What you need to do: Scan the data beneath this task and copy each line that includes "SERVER".
-- start Input for this task --
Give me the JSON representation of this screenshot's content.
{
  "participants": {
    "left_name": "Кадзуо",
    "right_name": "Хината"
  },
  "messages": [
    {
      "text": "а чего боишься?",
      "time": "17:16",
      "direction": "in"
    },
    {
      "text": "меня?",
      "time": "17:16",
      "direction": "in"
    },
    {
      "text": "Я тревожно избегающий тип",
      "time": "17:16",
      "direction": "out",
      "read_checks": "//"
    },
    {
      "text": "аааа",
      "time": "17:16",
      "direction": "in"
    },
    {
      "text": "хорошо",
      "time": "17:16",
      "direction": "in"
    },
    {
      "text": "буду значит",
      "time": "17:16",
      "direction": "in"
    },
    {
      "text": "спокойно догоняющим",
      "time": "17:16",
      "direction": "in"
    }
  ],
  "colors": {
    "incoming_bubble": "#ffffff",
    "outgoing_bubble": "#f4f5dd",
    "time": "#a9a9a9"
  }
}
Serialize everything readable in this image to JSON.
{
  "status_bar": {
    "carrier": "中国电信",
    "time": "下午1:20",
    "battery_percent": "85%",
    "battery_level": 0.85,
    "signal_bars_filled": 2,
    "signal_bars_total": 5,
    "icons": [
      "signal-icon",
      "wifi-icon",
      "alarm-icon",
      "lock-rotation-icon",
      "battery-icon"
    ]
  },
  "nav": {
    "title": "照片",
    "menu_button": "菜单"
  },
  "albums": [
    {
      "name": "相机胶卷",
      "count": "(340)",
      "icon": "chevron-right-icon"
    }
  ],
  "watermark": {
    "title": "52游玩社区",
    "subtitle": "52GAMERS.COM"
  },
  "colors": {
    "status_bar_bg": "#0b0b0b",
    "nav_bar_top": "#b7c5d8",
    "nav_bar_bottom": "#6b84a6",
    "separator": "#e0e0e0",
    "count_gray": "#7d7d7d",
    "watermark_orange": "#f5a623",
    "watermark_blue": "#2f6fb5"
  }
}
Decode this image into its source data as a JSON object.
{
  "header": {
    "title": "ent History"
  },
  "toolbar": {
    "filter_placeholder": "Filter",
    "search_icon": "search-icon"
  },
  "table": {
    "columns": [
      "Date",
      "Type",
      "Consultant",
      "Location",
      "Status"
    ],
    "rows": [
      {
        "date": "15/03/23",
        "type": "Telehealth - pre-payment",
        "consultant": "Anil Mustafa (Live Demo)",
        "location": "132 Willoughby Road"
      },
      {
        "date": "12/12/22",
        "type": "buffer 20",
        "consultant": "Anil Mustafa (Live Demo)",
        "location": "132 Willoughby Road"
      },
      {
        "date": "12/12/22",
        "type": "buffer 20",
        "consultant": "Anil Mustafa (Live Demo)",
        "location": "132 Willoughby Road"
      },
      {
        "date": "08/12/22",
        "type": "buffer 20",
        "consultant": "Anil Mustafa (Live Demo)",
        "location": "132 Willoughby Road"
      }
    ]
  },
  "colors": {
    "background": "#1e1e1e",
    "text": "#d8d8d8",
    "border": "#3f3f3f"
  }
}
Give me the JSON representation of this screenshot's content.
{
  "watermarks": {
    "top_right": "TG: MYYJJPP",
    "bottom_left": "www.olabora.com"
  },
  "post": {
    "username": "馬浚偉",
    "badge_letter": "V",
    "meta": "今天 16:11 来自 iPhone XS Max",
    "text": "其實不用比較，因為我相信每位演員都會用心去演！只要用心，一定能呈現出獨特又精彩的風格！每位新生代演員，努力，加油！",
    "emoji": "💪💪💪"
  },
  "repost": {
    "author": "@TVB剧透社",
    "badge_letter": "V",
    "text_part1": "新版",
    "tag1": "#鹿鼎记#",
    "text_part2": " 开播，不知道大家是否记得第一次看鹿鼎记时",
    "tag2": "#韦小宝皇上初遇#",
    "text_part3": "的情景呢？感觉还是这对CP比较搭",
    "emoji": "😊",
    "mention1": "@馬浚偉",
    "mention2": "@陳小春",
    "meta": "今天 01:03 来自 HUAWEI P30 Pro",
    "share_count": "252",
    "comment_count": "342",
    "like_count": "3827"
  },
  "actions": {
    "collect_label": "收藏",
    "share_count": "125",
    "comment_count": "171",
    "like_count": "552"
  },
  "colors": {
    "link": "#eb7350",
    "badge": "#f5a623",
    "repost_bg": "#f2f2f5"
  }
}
-- end Input for this task --
-- start Input for this task --
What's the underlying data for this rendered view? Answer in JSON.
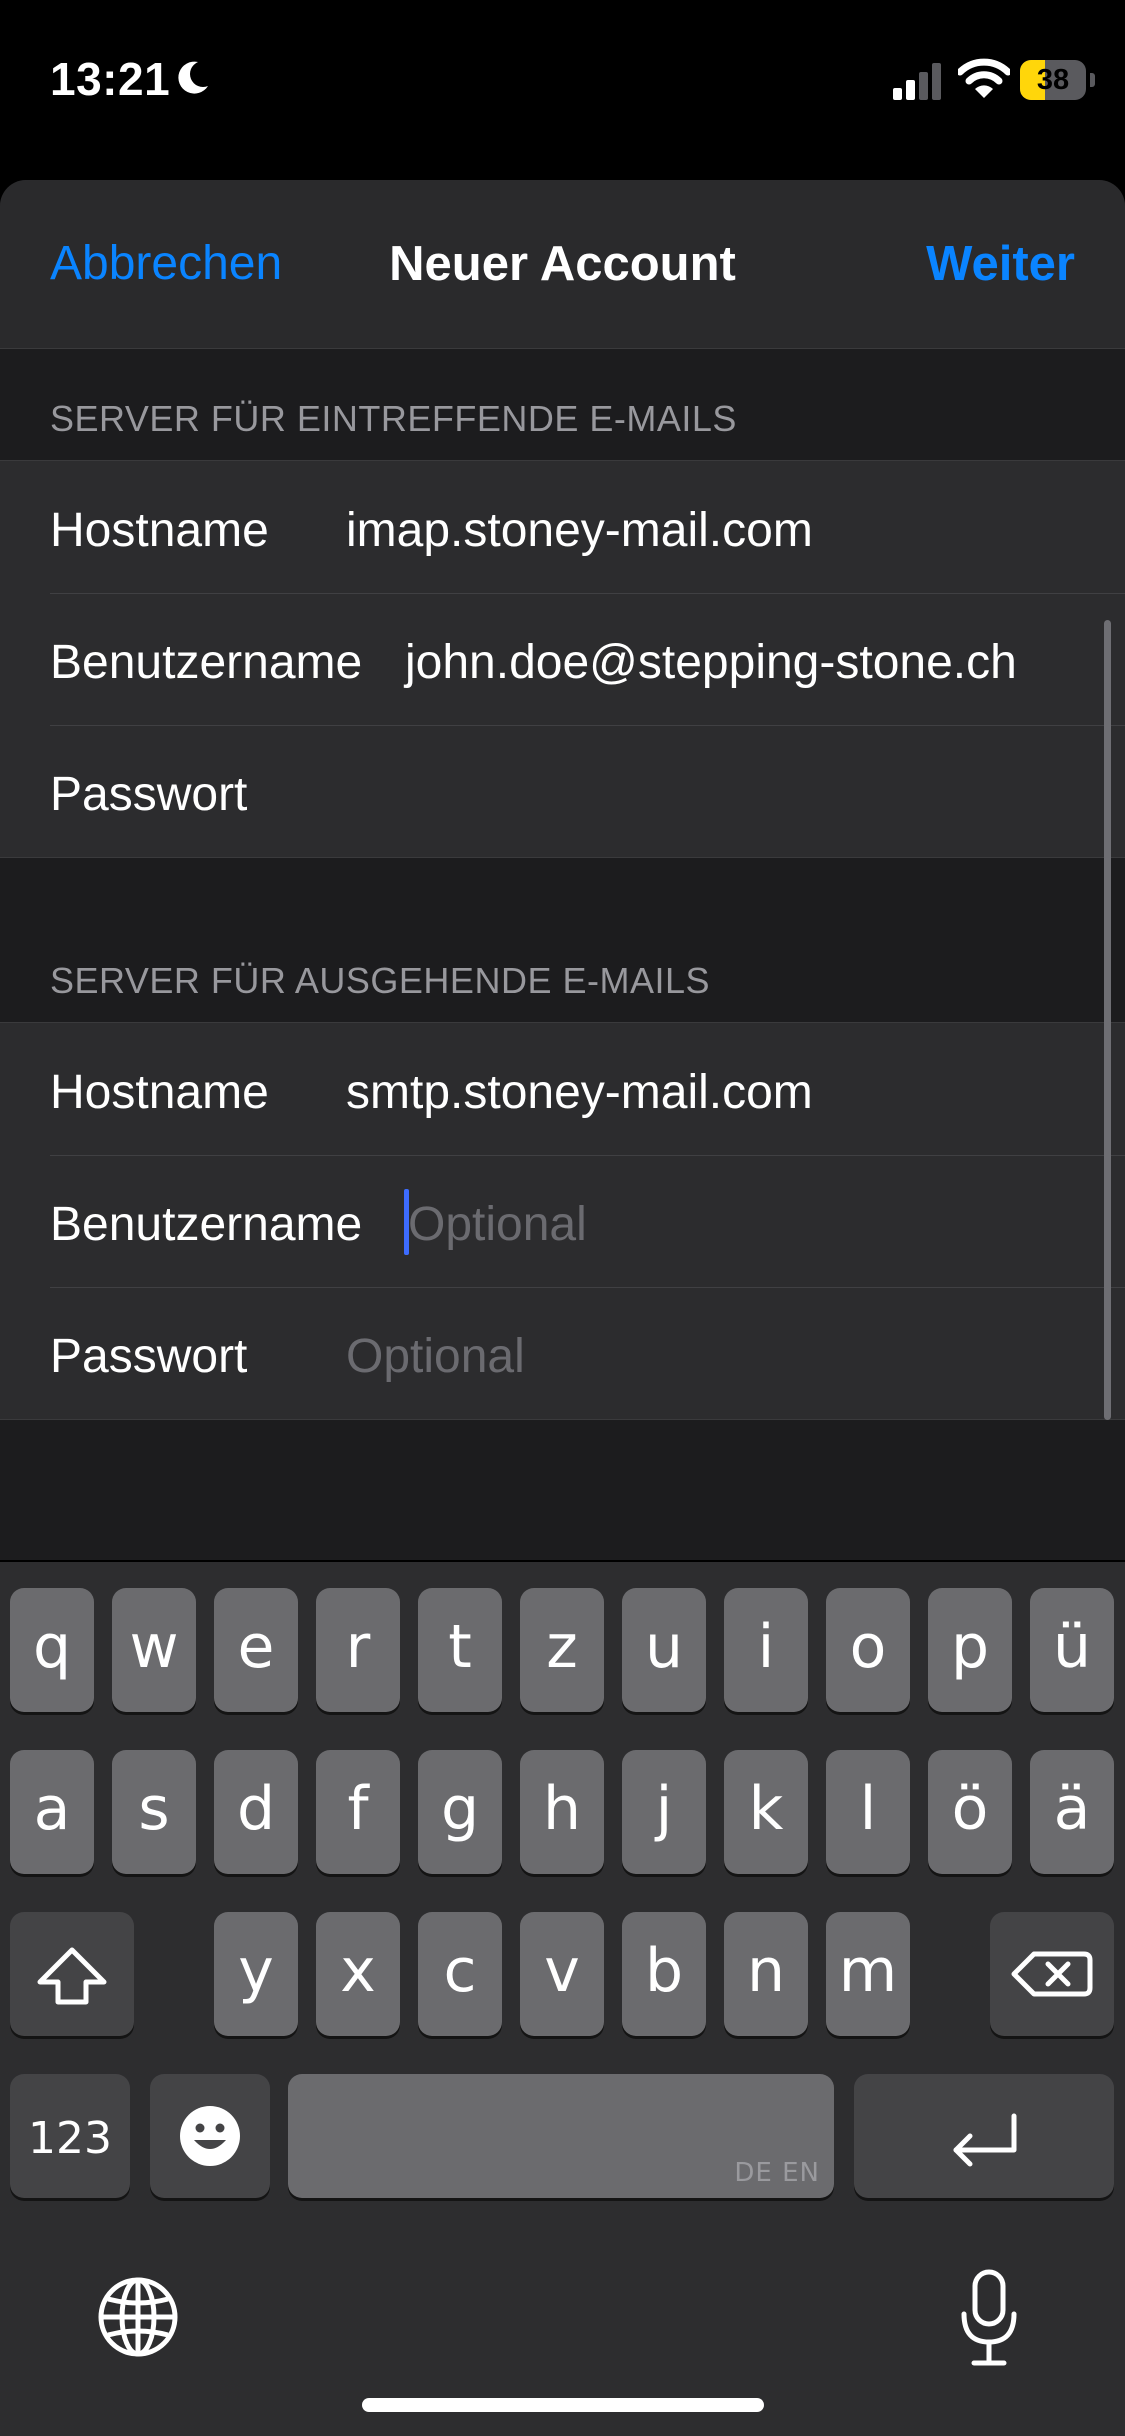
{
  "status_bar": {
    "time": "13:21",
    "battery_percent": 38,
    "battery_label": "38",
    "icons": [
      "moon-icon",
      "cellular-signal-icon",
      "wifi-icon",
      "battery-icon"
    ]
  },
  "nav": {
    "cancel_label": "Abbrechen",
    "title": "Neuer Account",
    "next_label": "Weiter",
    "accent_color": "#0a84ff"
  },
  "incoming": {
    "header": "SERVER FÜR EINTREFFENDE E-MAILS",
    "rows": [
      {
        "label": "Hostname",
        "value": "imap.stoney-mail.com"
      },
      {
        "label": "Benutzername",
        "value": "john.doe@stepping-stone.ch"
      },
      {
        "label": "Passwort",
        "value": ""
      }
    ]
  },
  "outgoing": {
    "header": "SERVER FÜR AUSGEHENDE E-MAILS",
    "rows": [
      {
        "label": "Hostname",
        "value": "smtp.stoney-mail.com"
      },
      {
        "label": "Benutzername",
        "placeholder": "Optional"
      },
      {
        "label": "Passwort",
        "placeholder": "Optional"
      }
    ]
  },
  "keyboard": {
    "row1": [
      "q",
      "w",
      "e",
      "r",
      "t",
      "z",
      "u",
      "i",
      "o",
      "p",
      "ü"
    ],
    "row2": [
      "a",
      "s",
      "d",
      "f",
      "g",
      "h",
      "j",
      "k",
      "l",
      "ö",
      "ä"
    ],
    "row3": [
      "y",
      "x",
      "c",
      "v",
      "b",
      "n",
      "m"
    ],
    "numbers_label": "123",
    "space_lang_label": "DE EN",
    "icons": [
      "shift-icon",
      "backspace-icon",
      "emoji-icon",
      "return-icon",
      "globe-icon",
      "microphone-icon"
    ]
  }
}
-- end Input for this task --
Solution to this exercise:
    "header": "SERVER FÜR EINTREFFENDE E-MAILS",
    "header": "SERVER FÜR AUSGEHENDE E-MAILS",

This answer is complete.